WHAT THE TASK ASKS ▸ Each line below should be quoted exactly, please.

DATA SHOWN ▸
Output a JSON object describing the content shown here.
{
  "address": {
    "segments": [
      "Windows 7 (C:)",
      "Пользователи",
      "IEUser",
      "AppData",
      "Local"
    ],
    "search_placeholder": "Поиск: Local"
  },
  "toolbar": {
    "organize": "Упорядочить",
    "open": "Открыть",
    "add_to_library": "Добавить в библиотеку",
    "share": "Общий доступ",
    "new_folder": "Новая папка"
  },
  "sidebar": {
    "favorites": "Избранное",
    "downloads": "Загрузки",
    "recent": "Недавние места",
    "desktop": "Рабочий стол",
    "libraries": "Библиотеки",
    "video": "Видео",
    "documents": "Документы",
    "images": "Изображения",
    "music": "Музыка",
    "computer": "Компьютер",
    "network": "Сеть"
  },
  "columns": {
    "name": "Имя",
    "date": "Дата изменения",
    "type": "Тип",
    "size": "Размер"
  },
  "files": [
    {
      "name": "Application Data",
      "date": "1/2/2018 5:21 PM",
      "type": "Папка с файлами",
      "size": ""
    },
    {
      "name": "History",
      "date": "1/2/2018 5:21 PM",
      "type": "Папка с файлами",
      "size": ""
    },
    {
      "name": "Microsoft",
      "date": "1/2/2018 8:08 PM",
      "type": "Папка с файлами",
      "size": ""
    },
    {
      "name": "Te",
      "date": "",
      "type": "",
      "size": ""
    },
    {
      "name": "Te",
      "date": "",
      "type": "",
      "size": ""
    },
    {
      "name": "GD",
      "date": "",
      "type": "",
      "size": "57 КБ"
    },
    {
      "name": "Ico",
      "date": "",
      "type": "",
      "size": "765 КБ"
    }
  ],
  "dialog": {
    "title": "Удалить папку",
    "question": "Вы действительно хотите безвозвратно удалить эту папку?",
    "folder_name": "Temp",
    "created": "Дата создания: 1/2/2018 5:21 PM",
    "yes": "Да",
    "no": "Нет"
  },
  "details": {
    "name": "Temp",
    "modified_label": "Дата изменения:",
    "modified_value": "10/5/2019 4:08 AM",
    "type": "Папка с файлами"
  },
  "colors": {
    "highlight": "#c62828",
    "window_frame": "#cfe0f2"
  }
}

THE ANSWER ▸
Output a JSON object describing the content shown here.
{
  "address": {
    "segments": [
      "Windows 7 (C:)",
      "Пользователи",
      "IEUser",
      "AppData",
      "Local"
    ],
    "search_placeholder": "Поиск: Local"
  },
  "toolbar": {
    "organize": "Упорядочить",
    "open": "Открыть",
    "add_to_library": "Добавить в библиотеку",
    "share": "Общий доступ",
    "new_folder": "Новая папка"
  },
  "sidebar": {
    "favorites": "Избранное",
    "downloads": "Загрузки",
    "recent": "Недавние места",
    "desktop": "Рабочий стол",
    "libraries": "Библиотеки",
    "video": "Видео",
    "documents": "Документы",
    "images": "Изображения",
    "music": "Музыка",
    "computer": "Компьютер",
    "network": "Сеть"
  },
  "columns": {
    "name": "Имя",
    "date": "Дата изменения",
    "type": "Тип",
    "size": "Размер"
  },
  "files": [
    {
      "name": "Application Data",
      "date": "1/2/2018 5:21 PM",
      "type": "Папка с файлами",
      "size": ""
    },
    {
      "name": "History",
      "date": "1/2/2018 5:21 PM",
      "type": "Папка с файлами",
      "size": ""
    },
    {
      "name": "Microsoft",
      "date": "1/2/2018 8:08 PM",
      "type": "Папка с файлами",
      "size": ""
    },
    {
      "name": "Te",
      "date": "",
      "type": "",
      "size": ""
    },
    {
      "name": "Te",
      "date": "",
      "type": "",
      "size": ""
    },
    {
      "name": "GD",
      "date": "",
      "type": "",
      "size": "57 КБ"
    },
    {
      "name": "Ico",
      "date": "",
      "type": "",
      "size": "765 КБ"
    }
  ],
  "dialog": {
    "title": "Удалить папку",
    "question": "Вы действительно хотите безвозвратно удалить эту папку?",
    "folder_name": "Temp",
    "created": "Дата создания: 1/2/2018 5:21 PM",
    "yes": "Да",
    "no": "Нет"
  },
  "details": {
    "name": "Temp",
    "modified_label": "Дата изменения:",
    "modified_value": "10/5/2019 4:08 AM",
    "type": "Папка с файлами"
  },
  "colors": {
    "highlight": "#c62828",
    "window_frame": "#cfe0f2"
  }
}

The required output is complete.